Given request →
Every line with the word "color" in it should be extracted from the data that follows.
═════ Dataset extract ═════
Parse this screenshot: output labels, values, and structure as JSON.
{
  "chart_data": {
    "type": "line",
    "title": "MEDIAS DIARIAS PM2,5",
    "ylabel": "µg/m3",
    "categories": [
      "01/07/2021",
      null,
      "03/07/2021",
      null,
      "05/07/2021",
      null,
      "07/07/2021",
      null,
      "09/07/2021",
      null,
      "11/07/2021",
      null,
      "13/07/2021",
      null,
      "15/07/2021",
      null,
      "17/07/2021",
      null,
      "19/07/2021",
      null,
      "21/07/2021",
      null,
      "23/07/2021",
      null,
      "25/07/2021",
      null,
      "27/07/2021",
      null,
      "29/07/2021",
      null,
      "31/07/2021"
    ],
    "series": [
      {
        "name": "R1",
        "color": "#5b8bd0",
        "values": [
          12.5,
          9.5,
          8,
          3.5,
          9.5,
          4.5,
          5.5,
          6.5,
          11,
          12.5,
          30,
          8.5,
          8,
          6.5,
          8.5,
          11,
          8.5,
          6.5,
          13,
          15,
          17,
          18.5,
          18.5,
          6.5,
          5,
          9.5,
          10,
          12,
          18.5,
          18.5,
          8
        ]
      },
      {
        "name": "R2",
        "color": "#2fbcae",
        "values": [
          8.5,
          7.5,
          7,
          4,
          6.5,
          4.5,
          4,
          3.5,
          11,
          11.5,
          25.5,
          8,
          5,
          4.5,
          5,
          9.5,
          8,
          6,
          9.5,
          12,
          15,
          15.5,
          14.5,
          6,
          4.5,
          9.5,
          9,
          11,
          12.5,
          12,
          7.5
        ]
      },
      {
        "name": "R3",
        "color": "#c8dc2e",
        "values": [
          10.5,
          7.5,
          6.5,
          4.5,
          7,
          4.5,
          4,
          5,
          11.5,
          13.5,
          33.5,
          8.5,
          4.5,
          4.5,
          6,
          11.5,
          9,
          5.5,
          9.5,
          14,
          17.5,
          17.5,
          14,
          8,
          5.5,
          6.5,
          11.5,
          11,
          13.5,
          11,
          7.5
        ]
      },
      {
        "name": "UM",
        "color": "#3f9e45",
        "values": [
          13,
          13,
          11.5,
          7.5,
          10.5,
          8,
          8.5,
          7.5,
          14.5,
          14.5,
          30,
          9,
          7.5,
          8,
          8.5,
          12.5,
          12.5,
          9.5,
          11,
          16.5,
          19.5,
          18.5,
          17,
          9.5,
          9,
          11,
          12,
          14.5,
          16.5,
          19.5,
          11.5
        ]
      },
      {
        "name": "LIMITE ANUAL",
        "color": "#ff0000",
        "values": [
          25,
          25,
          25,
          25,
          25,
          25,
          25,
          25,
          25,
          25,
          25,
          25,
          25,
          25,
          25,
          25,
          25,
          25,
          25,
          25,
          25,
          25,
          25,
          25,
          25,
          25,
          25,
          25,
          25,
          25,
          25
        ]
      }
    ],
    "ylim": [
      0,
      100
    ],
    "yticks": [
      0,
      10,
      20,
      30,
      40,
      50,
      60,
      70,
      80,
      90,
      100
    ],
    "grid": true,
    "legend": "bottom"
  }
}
═════
Problem solution →
        "color": "#5b8bd0",
        "color": "#2fbcae",
        "color": "#c8dc2e",
        "color": "#3f9e45",
        "color": "#ff0000",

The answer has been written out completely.